Goal: Return the span of the short-selling text below that runs from "Short selling is" up to and including "in the market.", copied word for word.

Source:

Buying a stock is often a bet that the stock’s price will go up. But what if you want to bet on a stock price going down?

Short selling is one way to do that, and involves a few extra steps than simply buying a stock.

It also comes with high risk.

How does one short sell a stock?

First, an investor borrows a share of a company, usually from a broker (likely in a margin account).

The investor then sells the share in the market.

If the share price goes down, the investor then buys that share back and closes the loop — by giving the share that it borrowed back to the broker that lent it to them. 

The profit is the difference between the price that the investor was able to sell the share for and the price that the investor was able to buy it back at.

It’s important to remember that borrowing a share also comes with a cost.

So for example, if an investor sells a share at $100 and is able to buy it back at $80, the investor made $20. But if the investor paid $5 to borrow the share, the final takeaway profit is $15.

What happens if the stock’s price goes up?

If the investor wants to close the short position (or if the investor is forced to return the share to the broker), they will have to eat the cost if they were wrong about the stock going down in price.

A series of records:
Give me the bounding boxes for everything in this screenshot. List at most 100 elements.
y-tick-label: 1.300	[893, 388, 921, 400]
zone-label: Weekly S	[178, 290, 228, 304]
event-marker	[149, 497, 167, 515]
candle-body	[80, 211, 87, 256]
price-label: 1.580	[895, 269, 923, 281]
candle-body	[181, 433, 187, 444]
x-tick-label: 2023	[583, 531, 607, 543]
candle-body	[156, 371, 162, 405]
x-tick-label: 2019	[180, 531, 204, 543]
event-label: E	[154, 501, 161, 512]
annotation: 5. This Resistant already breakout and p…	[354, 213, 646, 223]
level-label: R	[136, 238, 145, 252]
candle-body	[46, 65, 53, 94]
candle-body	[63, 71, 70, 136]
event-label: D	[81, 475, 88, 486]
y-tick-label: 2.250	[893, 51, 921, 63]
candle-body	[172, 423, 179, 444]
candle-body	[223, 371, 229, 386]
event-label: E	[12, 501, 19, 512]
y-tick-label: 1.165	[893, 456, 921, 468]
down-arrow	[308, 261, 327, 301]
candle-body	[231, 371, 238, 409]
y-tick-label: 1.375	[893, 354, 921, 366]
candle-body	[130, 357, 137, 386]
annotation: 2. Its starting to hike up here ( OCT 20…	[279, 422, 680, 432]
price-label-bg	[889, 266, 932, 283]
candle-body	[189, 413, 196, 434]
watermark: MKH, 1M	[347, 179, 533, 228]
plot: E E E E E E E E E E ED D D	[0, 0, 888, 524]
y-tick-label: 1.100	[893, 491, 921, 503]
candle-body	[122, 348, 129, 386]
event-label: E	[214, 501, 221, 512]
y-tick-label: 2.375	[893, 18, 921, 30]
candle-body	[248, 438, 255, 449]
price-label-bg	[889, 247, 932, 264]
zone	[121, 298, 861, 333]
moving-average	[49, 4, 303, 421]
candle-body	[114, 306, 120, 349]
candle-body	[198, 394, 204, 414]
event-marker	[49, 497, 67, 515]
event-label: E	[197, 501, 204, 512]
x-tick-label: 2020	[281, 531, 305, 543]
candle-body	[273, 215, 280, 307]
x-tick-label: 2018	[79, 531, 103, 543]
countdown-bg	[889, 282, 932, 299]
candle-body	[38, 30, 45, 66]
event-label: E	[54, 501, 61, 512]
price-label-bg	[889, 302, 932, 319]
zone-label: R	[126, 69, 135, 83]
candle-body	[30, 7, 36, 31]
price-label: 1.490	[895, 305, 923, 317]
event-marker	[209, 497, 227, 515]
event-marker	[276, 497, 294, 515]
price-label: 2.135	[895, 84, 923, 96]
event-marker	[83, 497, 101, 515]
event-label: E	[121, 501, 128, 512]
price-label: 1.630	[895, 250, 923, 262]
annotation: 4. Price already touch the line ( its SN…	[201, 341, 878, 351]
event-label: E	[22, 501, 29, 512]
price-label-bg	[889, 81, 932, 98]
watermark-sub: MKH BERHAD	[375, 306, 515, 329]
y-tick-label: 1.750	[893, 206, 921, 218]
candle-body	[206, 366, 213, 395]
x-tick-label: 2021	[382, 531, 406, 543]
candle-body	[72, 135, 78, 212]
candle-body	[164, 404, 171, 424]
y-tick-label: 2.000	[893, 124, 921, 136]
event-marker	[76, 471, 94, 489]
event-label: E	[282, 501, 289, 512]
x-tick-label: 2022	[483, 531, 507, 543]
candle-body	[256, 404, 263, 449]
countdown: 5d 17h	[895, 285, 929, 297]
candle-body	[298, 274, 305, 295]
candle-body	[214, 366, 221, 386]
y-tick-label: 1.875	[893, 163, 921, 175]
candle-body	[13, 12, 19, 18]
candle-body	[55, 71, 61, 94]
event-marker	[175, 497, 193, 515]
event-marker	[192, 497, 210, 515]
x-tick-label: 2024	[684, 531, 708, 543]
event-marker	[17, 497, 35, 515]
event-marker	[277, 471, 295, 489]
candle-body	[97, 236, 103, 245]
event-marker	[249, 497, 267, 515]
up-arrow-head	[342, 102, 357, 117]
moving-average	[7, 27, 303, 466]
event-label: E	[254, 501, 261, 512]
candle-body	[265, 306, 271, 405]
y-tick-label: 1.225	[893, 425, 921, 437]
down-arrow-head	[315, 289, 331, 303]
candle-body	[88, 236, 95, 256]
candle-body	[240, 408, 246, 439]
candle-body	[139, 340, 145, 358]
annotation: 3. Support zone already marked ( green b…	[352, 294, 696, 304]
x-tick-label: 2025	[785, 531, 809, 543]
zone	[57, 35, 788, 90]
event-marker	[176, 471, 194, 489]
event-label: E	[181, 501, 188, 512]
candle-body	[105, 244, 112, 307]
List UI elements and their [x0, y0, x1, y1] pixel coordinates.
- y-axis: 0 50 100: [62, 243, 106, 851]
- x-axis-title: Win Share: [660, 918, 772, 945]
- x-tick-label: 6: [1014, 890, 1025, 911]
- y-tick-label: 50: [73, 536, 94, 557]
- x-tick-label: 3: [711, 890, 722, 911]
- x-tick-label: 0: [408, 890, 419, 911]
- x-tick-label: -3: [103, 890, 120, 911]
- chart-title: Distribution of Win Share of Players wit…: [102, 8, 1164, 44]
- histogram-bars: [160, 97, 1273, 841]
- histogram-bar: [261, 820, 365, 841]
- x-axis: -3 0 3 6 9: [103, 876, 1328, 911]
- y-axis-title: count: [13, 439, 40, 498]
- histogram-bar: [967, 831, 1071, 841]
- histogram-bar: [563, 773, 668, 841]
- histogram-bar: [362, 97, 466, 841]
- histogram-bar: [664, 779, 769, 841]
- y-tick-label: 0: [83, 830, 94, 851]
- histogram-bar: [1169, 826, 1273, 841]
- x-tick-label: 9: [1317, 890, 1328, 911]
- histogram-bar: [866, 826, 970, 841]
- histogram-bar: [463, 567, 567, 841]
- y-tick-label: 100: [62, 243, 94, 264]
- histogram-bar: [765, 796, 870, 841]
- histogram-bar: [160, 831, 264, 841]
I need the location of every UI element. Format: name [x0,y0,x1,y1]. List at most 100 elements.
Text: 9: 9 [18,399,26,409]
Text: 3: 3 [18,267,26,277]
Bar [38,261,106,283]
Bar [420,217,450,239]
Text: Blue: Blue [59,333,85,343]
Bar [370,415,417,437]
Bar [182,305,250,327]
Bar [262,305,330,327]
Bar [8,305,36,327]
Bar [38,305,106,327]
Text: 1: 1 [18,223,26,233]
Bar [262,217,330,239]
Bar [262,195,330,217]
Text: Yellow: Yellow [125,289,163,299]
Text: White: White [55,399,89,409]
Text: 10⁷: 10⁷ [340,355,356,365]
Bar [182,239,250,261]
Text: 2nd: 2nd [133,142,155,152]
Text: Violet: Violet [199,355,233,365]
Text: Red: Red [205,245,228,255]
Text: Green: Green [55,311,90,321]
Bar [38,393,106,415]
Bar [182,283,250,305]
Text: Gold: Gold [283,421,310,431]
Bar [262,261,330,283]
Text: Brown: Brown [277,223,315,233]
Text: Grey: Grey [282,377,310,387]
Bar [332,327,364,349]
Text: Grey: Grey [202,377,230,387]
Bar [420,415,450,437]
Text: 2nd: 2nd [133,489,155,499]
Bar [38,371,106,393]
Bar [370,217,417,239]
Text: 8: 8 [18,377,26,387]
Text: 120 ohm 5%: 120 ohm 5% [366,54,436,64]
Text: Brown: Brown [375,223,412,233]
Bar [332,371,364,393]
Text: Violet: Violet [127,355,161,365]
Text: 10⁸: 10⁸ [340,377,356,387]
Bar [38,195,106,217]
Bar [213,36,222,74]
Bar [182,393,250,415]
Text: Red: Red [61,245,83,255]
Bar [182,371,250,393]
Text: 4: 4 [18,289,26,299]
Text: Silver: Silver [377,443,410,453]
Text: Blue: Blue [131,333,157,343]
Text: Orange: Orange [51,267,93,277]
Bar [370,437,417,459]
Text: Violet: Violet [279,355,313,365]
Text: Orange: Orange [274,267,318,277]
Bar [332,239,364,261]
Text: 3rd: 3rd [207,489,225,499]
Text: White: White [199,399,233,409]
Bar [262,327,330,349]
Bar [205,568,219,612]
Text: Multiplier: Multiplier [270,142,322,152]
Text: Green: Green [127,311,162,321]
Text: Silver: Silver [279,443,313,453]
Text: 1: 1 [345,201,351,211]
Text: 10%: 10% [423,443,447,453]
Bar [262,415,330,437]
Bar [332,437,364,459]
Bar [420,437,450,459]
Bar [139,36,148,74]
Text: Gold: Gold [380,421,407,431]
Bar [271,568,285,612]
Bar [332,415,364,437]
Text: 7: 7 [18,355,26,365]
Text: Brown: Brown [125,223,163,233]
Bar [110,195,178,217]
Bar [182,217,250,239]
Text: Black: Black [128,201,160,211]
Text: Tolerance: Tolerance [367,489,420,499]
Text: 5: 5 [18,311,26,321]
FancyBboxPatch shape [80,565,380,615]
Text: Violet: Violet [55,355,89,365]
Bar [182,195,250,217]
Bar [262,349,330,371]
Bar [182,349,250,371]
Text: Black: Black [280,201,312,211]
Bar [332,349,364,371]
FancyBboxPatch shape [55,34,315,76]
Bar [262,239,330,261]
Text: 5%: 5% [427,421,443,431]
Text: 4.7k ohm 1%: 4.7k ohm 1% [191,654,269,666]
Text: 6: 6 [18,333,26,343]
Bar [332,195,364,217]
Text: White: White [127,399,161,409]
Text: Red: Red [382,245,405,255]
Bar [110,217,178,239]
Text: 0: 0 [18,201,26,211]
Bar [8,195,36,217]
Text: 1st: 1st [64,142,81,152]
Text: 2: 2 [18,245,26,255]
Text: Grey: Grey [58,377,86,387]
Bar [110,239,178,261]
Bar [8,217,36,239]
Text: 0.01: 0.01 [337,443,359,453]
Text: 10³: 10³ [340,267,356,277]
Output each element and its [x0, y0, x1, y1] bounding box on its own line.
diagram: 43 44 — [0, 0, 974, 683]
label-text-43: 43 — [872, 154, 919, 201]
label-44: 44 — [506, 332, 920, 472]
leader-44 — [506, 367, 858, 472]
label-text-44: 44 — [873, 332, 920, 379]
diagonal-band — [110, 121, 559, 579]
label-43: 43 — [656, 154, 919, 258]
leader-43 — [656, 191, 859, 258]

The result:
Short selling is one way to do that, and involves a few extra steps than simply buying a stock.

It also comes with high risk.

How does one short sell a stock?

First, an investor borrows a share of a company, usually from a broker (likely in a margin account).

The investor then sells the share in the market.